» **What to work on**
In the listing below, count the lines containing the string "ylabel" and state only the number.

(begin)

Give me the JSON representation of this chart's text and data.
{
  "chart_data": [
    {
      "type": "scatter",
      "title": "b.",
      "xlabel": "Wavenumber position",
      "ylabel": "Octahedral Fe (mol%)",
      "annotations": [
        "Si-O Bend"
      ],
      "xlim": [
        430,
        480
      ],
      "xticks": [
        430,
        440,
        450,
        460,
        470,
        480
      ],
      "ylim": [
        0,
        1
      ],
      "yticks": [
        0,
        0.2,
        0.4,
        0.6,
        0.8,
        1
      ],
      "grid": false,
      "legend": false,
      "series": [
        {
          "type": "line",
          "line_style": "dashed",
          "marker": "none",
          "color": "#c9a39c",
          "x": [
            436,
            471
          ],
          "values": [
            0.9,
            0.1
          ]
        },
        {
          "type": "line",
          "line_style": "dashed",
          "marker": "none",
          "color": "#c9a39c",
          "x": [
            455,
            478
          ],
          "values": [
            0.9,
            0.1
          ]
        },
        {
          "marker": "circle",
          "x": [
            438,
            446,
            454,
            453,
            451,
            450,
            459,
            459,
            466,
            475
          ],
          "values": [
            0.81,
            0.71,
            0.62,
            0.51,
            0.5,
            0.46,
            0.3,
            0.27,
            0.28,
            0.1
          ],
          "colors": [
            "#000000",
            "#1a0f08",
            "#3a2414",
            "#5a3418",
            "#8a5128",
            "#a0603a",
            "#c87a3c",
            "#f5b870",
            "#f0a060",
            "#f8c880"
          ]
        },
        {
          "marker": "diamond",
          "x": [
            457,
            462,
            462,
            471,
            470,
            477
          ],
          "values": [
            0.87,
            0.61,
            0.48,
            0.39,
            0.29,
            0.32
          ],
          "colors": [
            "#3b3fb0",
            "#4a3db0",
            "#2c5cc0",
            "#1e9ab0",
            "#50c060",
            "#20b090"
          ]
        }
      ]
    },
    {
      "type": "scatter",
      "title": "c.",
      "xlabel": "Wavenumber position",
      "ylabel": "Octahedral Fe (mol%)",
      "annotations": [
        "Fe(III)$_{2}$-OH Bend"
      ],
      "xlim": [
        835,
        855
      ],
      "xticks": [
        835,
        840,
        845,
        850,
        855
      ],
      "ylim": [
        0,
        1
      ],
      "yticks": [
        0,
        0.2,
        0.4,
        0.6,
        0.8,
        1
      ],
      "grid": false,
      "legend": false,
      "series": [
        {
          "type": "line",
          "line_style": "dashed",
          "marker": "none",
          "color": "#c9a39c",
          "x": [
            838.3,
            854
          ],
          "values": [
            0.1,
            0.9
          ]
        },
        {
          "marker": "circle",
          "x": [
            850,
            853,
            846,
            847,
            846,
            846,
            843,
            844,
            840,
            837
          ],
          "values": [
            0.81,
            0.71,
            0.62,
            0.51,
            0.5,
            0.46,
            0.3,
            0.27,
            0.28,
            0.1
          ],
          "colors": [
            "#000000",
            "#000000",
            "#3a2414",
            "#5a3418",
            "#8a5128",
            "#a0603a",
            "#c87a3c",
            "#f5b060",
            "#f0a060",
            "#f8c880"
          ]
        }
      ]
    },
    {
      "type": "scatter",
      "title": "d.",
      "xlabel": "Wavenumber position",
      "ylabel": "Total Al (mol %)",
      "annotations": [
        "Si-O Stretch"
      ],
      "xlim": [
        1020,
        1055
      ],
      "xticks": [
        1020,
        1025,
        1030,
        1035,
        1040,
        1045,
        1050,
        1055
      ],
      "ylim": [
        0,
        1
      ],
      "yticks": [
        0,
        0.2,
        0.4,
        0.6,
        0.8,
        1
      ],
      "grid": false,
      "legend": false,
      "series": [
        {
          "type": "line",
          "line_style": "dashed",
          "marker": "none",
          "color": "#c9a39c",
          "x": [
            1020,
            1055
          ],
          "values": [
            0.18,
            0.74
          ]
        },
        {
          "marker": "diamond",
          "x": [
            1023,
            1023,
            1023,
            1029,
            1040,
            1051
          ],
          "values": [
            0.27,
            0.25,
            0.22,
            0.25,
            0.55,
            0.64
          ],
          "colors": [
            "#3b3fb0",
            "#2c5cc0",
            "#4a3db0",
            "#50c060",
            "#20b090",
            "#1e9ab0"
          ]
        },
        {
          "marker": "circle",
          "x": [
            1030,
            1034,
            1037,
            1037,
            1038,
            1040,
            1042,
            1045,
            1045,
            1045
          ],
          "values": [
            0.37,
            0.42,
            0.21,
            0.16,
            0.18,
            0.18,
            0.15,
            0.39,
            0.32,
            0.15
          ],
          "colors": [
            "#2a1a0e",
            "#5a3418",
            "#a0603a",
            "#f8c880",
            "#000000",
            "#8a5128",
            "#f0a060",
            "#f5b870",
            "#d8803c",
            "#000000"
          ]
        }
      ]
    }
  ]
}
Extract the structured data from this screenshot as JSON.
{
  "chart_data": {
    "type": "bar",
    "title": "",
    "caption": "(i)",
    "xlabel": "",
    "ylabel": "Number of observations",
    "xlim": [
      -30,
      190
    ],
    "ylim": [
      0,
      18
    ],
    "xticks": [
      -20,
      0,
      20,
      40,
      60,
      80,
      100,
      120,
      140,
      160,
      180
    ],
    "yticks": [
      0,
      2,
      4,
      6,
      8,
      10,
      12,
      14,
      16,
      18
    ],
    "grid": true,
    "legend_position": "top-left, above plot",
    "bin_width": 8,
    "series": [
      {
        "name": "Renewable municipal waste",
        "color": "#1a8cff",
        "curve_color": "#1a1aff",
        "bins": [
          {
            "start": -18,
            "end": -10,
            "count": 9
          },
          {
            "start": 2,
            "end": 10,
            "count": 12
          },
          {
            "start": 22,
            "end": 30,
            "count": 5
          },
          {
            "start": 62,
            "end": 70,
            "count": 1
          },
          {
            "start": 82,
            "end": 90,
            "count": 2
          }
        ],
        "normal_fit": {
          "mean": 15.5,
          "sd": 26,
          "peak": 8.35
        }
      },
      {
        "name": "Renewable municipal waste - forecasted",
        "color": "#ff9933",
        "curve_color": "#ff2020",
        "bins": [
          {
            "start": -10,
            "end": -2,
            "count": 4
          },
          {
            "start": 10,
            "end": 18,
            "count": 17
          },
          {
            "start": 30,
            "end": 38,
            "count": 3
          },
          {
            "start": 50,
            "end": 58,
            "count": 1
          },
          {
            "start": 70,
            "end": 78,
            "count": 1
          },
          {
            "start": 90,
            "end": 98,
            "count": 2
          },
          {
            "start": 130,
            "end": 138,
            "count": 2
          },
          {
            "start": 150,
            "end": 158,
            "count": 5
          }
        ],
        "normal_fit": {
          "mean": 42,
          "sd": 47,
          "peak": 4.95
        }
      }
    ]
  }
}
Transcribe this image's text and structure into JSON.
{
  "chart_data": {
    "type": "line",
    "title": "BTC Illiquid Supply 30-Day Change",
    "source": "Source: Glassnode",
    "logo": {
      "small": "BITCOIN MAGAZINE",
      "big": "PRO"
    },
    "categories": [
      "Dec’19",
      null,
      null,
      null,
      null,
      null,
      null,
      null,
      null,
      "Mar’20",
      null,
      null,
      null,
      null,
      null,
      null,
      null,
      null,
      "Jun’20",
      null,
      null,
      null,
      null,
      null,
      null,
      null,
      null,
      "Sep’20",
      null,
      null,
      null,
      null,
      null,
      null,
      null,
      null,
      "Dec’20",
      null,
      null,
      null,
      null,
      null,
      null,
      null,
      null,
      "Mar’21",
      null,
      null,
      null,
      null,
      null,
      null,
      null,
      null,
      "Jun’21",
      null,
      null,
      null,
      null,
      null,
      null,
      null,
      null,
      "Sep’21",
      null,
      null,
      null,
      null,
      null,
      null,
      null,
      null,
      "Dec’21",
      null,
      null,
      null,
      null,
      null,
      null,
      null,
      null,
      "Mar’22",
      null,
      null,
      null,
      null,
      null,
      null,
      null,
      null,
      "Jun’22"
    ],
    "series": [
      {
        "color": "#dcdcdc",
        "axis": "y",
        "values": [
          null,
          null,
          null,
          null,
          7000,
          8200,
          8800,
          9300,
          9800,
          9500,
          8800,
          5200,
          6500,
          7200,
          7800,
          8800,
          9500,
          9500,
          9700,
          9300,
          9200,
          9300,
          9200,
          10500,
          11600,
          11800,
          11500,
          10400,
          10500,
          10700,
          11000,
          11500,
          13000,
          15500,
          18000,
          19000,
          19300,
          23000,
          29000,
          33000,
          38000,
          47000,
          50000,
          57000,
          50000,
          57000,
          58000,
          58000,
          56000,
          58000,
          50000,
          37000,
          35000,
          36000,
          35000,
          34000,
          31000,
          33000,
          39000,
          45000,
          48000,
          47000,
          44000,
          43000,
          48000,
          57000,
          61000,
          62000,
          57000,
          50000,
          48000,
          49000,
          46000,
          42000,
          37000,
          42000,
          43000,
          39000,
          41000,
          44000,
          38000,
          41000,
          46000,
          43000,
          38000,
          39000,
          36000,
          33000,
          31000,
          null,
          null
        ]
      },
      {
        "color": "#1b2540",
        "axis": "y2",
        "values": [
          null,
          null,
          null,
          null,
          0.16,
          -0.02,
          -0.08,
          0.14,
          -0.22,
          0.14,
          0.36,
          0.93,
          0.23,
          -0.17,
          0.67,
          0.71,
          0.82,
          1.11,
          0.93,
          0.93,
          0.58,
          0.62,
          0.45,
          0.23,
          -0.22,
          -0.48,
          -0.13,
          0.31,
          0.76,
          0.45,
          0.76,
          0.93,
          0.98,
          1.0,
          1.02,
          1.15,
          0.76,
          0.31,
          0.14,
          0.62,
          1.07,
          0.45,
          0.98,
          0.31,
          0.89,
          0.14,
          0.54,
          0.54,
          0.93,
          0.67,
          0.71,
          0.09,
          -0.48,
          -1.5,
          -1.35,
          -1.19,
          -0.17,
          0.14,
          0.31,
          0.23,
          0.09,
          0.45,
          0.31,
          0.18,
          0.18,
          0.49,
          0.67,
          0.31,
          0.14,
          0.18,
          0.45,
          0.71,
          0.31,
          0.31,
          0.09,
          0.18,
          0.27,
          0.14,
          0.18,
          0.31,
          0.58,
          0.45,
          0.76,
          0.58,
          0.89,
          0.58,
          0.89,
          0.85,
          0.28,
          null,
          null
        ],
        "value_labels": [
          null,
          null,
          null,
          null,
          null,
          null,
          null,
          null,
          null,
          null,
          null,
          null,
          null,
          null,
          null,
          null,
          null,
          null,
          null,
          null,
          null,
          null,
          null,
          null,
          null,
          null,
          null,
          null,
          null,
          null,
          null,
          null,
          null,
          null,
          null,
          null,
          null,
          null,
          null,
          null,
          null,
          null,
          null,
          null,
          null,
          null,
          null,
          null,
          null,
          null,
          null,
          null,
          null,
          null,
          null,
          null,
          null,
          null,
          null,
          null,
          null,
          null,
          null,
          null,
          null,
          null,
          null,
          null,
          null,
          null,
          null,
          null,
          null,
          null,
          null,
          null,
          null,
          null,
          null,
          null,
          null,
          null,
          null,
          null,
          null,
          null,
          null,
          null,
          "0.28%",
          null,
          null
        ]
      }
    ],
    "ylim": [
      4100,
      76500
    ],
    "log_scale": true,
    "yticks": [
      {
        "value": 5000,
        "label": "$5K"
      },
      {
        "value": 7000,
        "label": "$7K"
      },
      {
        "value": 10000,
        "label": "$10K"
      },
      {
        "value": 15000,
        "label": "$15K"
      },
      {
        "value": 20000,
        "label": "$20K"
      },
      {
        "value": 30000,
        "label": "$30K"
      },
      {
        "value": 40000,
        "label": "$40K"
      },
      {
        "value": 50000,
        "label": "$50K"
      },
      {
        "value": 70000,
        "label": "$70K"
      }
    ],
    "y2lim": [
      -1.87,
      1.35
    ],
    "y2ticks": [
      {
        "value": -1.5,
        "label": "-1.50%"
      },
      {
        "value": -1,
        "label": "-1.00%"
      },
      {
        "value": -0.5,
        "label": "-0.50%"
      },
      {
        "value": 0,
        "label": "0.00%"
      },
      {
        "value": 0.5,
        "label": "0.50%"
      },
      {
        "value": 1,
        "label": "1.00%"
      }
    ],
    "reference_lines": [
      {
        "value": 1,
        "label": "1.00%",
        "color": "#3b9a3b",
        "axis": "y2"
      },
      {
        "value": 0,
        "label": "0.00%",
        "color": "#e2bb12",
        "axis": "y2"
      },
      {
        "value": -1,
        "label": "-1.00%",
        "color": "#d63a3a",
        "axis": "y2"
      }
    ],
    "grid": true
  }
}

(end)

» **Final result**
4